Exercise prompt. Render this sentence from the Alan Lomax profile in Spanish: "Seeger worked at the Library with Alan in the late 1930s, and assisted him with field collecting in the South."

Document excerpt.
Alan Lomax on a boat with an African American child
Alan Lomax (left), age 20, and an unidentified child on board a boat during the Library of Congress field trip to the Bahamas, 1935. Lomax Collection, Prints and Photographs Division [LOT 7414-H, no. N251-1].

By Stephen D. Winick

Alan Lomax (January 31, 1915 – July 19, 2002) spent almost 70 years as a folklorist and ethnographer, collecting, archiving, and analyzing folksongs and music in America. His career began in 1933, when his father, John Lomax, was asked to be the new head of the Archive of American Folk Song, which had been established at the Library of Congress in 1928. In this role, the elder Lomax took charge of a large repository of manuscripts and cylinders. Soon after taking over, John enlisted his son Alan’s aid in expanding that collection through disk recordings. After several years of collecting, Alan became the Archive's "Assistant in Charge" in 1937, and he continued to make field trips and create recordings for the Library of Congress until 1942.

Either alone or with his father, Alan spent these Library of Congress years traveling all over the United States carrying an instantaneous disk recorder and often a camera. His signature field trips included some of the earliest to document traditional music in Louisiana,[1] (including Cajun music), in Michigan,[2] the Midwest (including music of numerous European ethnic communities), and in the American south (including ballads and fiddle tunes of the Appalachian Mountains and blues from the Mississippi Delta). One of his musical friends who came along to help was Pete Seeger, who is often called the Archive's first intern. Seeger worked at the Library with Alan in the late 1930s, and assisted him with field collecting in the South. Along with important collaborators including Seeger, his father John Lomax, his wife Elizabeth, and colleagues from other institutions (such as Fisk University's John Wesley Work III), Alan was the first to record Huddie "Lead Belly" Ledbetter, McKinley "Muddy Waters" Morganfield, David "Honeyboy" Edwards, Aunt Molly Jackson, and an enormous number of other significant traditional musicians.

During his years at the Library of Congress, Alan also worked to bring folk music to nationwide popular audiences. With his father and on his own, Alan published many books, including American Ballads and Folk Songs, Negro Folk Songs as Sung by Lead Belly, and Our Singing Country (with Ruth Crawford Seeger). He produced radio shows for the Columbia Broadcasting System, which were among the earliest to present folk music to national audiences. Such figures as Seeger, Lead Belly, and Burl Ives were regulars on his programs.

Alan Lomax on a boat with an African American child
Alan Lomax on the air as Your Ballad Man, Mutual radio network, 1948. American Folklife Center.

Lomax's work with Lead Belly, which is considered the first extended biography of an American folk musician, made him realize the importance of documenting not only music, but also the stories that went with it. He became a pioneer of recording oral histories of vernacular musicians, which came to fruition in the eight hours of music and spoken recollections of Ferdinand "Jelly Roll" Morton that he recorded at the Library in 1938. He recorded four hours using the same oral history format with Woody Guthrie in 1940, and did similar recordings of other legendary folk singers including Vera Ward Hall, Memphis Slim, Big Bill Broonzy, and Sonny Boy Williamson. These recordings became the basis of books, radio programs, record albums, and even Broadway shows, expanding the practice of oral history into the realm of popular culture. He also pioneered the recording of "man-on-the-street" interviews after the attack on Pearl Harbor, which were later the inspiration for such projects as StoryCorps and AFC's September 11, 2001 Documentary Project.

Given information.

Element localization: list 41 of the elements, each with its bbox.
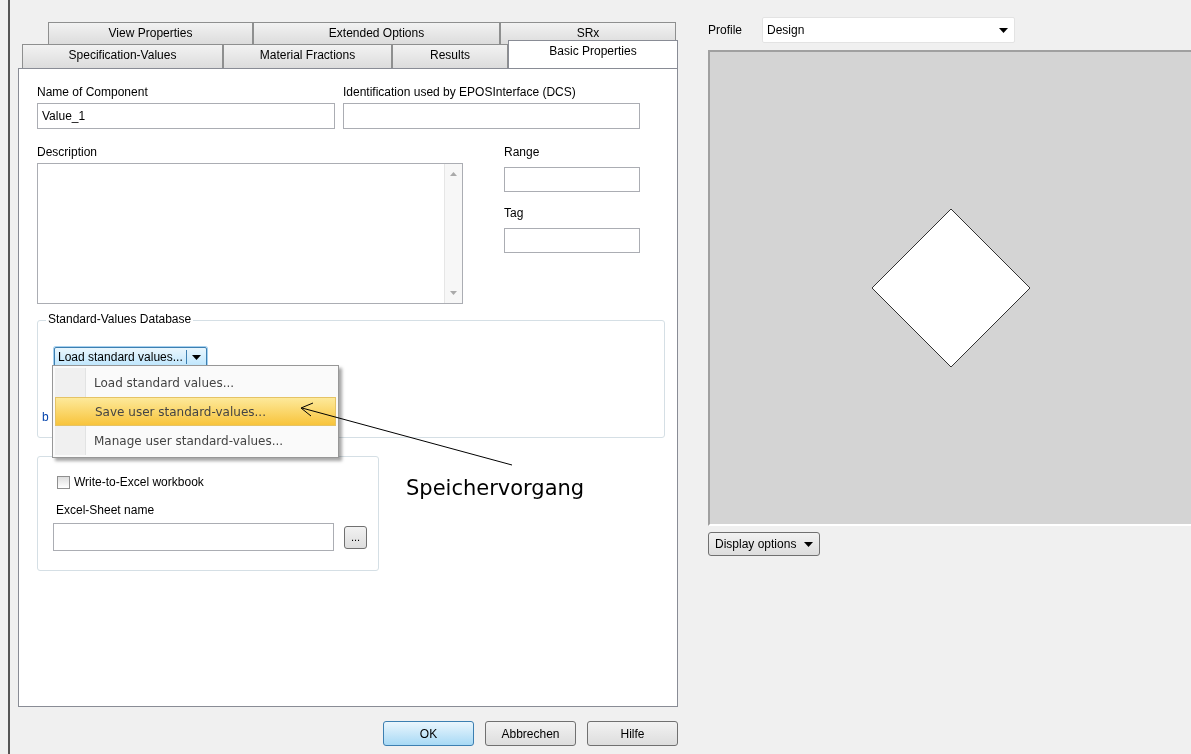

Result for this task. Seeger trabajó en la Biblioteca con Alan a finales de la década de 1930 y lo ayudó con la recopilación de campo en el Sur.